Task details –
Reproduce the records verbatim from their first line through the line containing "discount-sheet-header: 优惠明细 已享跨店满减，买得多省得多", including both of those lines.

Element boundary records:

+--

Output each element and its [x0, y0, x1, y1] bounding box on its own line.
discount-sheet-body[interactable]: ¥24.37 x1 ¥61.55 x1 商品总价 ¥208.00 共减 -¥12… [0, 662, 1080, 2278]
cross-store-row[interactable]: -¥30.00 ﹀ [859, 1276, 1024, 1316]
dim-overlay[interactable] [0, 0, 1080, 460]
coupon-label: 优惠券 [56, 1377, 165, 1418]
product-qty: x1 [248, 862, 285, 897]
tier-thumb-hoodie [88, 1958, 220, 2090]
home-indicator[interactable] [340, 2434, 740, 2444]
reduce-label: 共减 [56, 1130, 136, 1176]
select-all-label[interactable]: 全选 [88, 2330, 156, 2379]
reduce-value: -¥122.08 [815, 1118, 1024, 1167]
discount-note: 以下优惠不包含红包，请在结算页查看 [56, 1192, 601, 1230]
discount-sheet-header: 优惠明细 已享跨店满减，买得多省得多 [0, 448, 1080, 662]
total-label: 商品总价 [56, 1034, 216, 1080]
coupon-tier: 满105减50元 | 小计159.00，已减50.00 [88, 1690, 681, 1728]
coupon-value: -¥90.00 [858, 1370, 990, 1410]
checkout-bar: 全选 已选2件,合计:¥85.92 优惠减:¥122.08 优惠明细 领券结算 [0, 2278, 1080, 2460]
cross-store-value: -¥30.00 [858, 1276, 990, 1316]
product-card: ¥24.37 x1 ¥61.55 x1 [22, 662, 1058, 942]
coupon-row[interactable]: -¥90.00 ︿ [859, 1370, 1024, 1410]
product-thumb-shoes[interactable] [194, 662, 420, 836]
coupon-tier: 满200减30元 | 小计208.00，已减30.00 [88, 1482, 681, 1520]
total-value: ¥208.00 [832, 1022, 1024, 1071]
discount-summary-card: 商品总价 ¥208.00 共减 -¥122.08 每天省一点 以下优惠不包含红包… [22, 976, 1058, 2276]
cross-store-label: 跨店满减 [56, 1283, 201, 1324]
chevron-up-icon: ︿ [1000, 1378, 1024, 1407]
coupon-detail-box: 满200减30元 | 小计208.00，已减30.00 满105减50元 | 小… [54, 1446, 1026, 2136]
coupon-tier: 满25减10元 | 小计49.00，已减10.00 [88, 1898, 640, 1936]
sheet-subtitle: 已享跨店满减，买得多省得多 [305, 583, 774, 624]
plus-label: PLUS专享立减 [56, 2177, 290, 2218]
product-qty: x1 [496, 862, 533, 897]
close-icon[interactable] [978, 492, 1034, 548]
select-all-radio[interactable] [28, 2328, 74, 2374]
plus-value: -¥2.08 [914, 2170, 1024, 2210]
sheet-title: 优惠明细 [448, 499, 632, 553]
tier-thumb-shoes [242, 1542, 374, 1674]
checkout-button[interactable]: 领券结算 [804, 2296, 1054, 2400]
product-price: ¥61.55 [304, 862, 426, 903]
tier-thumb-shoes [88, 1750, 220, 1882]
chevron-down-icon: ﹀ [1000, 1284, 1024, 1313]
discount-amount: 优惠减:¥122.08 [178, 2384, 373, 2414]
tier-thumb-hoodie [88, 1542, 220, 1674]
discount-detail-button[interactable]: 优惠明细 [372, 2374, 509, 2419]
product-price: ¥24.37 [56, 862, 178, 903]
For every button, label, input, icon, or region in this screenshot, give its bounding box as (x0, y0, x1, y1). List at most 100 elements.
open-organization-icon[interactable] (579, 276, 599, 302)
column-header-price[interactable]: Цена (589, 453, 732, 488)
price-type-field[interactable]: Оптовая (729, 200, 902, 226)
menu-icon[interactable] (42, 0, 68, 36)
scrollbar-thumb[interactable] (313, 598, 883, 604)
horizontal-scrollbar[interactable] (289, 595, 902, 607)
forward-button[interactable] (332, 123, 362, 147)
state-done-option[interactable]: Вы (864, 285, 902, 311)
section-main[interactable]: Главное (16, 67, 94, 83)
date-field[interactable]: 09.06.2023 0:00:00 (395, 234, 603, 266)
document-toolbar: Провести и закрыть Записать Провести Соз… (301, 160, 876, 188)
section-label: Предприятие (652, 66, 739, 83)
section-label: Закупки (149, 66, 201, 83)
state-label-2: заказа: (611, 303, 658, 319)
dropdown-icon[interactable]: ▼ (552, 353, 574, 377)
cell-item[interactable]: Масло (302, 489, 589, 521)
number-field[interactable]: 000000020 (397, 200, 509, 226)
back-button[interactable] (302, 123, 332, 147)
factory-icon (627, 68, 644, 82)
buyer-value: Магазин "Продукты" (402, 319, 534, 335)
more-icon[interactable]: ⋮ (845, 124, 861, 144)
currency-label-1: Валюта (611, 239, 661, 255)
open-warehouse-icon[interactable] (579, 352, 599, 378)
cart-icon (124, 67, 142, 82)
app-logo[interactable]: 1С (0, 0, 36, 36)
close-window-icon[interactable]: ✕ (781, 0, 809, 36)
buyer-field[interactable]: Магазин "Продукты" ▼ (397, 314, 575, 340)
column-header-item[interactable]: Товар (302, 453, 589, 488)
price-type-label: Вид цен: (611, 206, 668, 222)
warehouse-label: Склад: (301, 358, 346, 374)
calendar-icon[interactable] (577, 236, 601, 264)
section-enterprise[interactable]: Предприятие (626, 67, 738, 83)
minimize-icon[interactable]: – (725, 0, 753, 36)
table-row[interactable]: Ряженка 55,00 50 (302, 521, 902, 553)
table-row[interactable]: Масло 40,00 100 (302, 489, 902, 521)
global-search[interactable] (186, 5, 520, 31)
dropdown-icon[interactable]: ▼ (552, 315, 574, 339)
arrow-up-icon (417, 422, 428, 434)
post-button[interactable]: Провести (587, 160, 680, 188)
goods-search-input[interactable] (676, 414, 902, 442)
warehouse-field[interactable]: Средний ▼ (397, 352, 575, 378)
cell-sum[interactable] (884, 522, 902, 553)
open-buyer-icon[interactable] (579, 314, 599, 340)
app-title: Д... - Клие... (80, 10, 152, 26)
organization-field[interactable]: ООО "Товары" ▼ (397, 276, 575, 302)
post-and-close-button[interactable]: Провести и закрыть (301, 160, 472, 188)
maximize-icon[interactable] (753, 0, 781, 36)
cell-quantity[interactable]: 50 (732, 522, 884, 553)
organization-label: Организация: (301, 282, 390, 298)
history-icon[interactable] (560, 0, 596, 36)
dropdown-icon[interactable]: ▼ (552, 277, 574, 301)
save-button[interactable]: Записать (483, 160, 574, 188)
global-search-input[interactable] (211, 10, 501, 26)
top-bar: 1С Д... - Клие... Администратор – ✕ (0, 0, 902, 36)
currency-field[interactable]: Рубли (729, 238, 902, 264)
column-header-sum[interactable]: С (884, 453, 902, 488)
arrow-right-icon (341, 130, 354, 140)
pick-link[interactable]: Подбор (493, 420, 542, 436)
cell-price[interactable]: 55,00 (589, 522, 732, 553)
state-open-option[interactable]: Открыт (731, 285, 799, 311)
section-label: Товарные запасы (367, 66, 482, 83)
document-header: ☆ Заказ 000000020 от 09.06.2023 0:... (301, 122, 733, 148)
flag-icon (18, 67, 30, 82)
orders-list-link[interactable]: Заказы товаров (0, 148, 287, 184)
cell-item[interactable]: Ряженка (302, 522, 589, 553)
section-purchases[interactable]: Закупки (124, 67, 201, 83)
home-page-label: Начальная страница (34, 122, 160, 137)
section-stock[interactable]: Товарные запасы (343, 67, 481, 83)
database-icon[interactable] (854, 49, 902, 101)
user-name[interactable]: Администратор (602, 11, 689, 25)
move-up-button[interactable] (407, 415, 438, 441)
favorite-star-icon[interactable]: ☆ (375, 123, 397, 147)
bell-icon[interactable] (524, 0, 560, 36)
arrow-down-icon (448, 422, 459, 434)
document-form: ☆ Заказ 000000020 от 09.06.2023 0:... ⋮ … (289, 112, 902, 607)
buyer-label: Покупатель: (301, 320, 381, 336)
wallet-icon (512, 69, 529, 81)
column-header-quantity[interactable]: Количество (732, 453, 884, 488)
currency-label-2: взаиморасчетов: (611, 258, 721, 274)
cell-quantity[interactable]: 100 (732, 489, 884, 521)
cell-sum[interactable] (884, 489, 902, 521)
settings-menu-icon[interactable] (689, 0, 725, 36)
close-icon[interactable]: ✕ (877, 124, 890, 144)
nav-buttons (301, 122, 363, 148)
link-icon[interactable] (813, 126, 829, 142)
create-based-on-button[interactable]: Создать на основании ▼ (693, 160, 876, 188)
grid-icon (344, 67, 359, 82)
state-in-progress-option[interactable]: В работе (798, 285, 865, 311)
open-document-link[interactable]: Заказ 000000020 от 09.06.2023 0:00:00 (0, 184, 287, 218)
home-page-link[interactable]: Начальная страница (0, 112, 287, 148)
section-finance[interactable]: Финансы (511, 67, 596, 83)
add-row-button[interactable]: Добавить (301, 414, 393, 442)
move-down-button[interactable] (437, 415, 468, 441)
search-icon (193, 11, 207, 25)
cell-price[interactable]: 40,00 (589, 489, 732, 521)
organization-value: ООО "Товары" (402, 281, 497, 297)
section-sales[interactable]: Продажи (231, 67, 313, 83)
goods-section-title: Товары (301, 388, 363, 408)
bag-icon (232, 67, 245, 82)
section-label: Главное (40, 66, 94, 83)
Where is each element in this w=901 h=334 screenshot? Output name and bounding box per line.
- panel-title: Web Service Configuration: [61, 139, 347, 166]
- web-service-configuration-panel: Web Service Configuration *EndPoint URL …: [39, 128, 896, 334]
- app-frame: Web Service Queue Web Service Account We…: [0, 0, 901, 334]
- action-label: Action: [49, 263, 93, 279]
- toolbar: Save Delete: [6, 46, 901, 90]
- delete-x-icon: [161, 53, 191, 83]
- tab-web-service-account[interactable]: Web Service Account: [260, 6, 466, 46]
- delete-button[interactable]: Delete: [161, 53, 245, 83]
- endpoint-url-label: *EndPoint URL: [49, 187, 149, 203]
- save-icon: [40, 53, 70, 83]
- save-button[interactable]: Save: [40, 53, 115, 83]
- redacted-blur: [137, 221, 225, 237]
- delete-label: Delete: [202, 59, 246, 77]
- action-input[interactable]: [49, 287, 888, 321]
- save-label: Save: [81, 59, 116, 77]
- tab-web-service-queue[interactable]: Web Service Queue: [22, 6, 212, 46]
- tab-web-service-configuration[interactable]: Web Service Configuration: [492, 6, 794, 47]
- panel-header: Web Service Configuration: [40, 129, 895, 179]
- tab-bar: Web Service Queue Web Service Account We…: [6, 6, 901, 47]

+--

Exercise output –
Output each element and its [x0, y0, x1, y1] bounding box on its own line.
discount-sheet-body[interactable]: ¥24.37 x1 ¥61.55 x1 商品总价 ¥208.00 共减 -¥12… [0, 662, 1080, 2278]
cross-store-row[interactable]: -¥30.00 ﹀ [859, 1276, 1024, 1316]
dim-overlay[interactable] [0, 0, 1080, 460]
coupon-label: 优惠券 [56, 1377, 165, 1418]
product-qty: x1 [248, 862, 285, 897]
tier-thumb-hoodie [88, 1958, 220, 2090]
home-indicator[interactable] [340, 2434, 740, 2444]
reduce-label: 共减 [56, 1130, 136, 1176]
select-all-label[interactable]: 全选 [88, 2330, 156, 2379]
reduce-value: -¥122.08 [815, 1118, 1024, 1167]
discount-note: 以下优惠不包含红包，请在结算页查看 [56, 1192, 601, 1230]
discount-sheet-header: 优惠明细 已享跨店满减，买得多省得多 [0, 448, 1080, 662]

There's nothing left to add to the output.